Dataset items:
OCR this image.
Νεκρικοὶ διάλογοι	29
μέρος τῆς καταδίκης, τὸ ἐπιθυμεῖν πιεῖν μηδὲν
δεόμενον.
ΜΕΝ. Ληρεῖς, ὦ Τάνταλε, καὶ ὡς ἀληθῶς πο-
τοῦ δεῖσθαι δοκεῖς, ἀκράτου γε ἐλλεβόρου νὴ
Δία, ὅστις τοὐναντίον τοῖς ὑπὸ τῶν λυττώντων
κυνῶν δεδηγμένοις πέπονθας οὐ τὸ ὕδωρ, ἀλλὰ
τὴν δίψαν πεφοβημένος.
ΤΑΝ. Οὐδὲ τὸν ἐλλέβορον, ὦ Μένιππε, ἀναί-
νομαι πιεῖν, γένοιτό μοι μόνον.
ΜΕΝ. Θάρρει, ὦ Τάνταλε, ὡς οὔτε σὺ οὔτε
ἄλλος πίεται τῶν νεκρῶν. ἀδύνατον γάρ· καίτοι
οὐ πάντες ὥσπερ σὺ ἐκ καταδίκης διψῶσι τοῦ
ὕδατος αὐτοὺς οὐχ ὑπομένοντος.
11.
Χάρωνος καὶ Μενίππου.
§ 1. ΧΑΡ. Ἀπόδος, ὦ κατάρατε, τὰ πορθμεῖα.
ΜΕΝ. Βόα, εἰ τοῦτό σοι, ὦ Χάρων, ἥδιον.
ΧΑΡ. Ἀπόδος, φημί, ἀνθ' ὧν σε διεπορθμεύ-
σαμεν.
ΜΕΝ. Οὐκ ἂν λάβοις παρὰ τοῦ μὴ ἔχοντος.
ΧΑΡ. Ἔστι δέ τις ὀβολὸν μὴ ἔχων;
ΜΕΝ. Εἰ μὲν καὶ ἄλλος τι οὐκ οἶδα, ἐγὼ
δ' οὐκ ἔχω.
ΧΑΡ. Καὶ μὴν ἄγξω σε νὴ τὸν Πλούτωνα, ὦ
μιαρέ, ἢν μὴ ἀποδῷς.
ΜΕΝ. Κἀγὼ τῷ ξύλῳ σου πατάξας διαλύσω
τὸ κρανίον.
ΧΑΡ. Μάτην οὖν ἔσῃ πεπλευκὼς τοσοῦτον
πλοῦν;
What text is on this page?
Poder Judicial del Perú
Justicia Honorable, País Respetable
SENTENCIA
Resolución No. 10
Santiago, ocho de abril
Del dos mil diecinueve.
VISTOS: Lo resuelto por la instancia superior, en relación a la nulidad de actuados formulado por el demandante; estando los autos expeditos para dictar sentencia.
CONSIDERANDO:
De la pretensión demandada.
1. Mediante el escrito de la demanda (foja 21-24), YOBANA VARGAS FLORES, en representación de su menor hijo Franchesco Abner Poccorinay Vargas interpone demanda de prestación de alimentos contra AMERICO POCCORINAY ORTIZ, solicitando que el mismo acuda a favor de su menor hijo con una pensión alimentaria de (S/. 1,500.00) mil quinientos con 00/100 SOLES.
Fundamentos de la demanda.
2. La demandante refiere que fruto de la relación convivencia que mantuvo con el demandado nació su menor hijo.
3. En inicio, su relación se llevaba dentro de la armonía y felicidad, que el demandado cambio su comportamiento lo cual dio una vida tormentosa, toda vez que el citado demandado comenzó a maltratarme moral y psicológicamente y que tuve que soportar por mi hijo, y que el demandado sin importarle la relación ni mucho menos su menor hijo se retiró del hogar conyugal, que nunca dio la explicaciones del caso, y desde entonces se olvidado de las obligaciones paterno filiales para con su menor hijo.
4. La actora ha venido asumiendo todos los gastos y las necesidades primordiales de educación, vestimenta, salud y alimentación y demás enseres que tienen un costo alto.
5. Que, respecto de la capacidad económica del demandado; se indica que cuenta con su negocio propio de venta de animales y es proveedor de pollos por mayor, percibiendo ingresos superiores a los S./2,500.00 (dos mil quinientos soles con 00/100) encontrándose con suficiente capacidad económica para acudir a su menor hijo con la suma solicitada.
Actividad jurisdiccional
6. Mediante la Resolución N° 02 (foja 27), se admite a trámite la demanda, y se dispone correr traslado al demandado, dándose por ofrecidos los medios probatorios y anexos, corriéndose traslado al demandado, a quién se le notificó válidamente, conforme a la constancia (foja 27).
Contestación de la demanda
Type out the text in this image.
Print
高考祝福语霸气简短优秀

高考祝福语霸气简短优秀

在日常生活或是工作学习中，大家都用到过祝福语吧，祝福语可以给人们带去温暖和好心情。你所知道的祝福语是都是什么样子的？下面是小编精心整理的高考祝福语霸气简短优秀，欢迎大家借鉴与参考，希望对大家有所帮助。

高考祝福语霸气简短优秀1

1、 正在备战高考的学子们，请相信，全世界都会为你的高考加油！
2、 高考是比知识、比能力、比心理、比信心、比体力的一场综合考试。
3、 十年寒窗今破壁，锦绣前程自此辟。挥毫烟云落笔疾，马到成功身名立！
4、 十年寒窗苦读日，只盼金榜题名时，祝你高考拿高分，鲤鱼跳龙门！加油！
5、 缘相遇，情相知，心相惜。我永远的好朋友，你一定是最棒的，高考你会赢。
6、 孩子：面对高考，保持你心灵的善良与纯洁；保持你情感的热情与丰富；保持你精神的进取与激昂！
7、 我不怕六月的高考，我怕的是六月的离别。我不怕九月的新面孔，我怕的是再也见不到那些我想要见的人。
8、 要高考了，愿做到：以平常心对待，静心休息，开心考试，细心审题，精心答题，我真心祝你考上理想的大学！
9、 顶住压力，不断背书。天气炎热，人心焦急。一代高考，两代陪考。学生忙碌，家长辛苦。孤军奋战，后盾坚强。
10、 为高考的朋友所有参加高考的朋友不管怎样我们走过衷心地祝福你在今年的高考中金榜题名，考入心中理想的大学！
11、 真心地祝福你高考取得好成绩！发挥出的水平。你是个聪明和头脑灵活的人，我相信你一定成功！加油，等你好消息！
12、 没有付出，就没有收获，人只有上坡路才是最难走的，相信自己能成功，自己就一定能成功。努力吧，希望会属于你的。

**Exercise objective:**
Copy down every line of the material above that includes the string "Τάνταλε".

**Task answer:**
ΜΕΝ. Ληρεῖς, ὦ Τάνταλε, καὶ ὡς ἀληθῶς πο-
ΜΕΝ. Θάρρει, ὦ Τάνταλε, ὡς οὔτε σὺ οὔτε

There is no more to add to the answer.